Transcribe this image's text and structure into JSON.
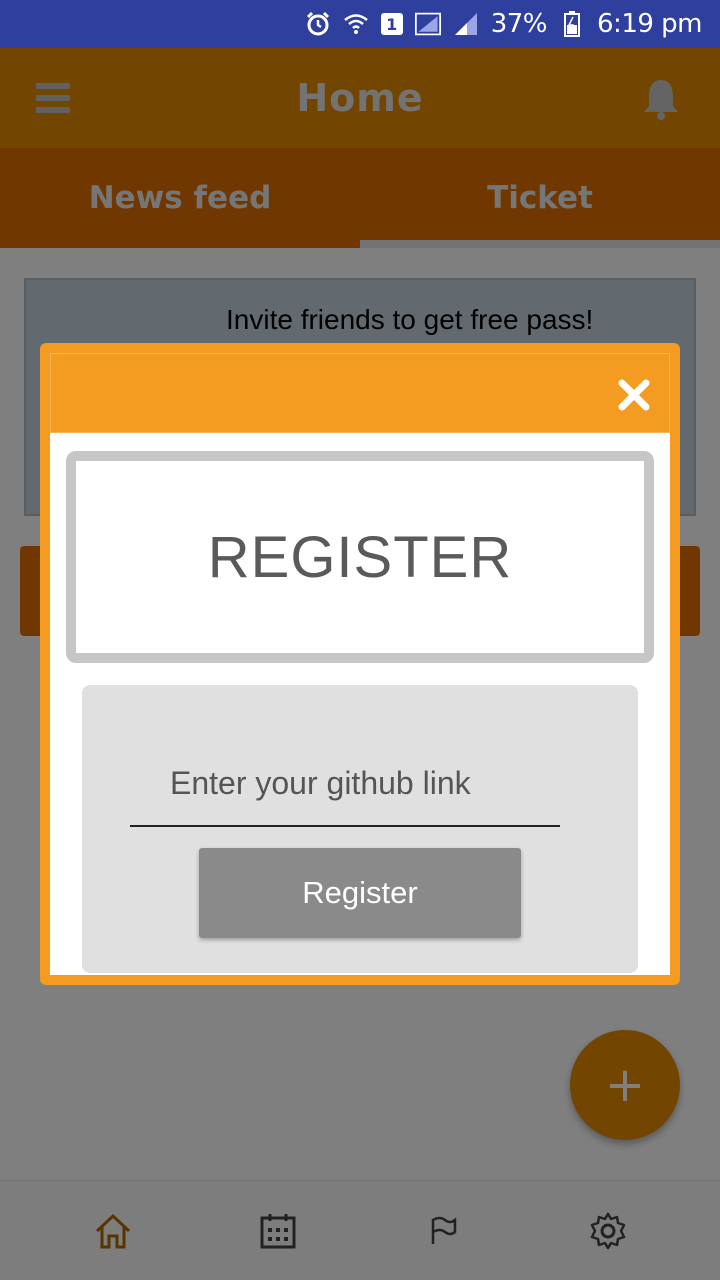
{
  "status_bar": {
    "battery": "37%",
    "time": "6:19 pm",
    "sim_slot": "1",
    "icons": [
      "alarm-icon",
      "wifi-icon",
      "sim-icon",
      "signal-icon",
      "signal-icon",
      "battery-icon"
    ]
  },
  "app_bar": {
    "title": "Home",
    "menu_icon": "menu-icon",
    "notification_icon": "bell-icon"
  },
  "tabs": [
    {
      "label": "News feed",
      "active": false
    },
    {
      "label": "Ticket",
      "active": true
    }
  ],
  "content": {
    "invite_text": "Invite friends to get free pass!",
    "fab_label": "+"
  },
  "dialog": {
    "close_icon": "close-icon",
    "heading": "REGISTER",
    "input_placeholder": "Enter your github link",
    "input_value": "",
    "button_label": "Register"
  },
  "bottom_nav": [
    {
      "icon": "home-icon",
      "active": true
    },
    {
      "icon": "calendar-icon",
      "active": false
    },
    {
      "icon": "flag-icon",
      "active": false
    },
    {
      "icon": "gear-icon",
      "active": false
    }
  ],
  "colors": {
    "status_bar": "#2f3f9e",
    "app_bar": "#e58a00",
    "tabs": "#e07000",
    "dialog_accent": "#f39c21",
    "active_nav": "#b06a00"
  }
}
+-------+
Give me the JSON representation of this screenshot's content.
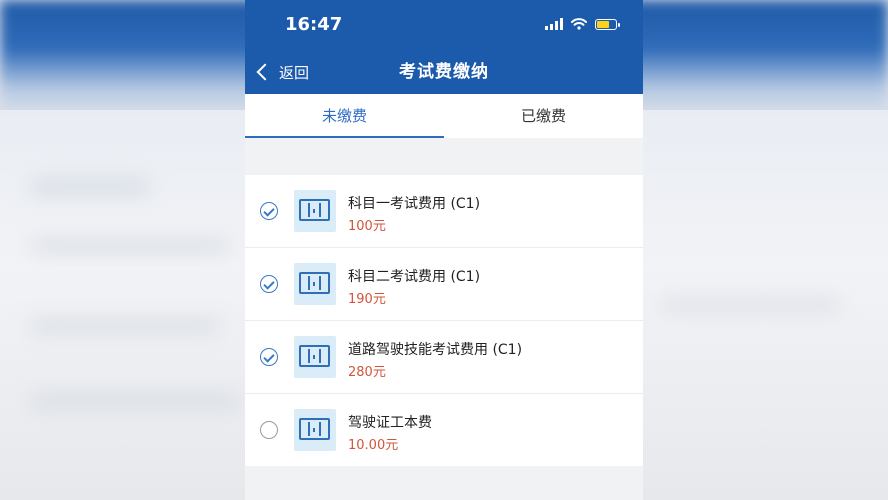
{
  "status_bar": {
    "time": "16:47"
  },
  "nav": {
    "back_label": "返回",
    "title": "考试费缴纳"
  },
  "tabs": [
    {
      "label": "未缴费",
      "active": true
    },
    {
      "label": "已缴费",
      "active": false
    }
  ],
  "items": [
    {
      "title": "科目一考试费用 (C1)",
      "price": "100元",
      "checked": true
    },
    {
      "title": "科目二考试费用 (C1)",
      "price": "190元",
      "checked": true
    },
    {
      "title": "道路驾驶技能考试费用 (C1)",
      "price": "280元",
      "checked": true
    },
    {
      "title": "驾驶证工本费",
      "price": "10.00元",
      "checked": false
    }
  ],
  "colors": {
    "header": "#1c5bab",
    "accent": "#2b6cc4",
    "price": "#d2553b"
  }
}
+-------+
▸ **Exercise goal**: Check each line of the records above for "JSON", and copy those that have it.

▸ **Solution to this task**:
Transcribe this image's text and structure into JSON.
Give me the JSON representation of this screenshot's content.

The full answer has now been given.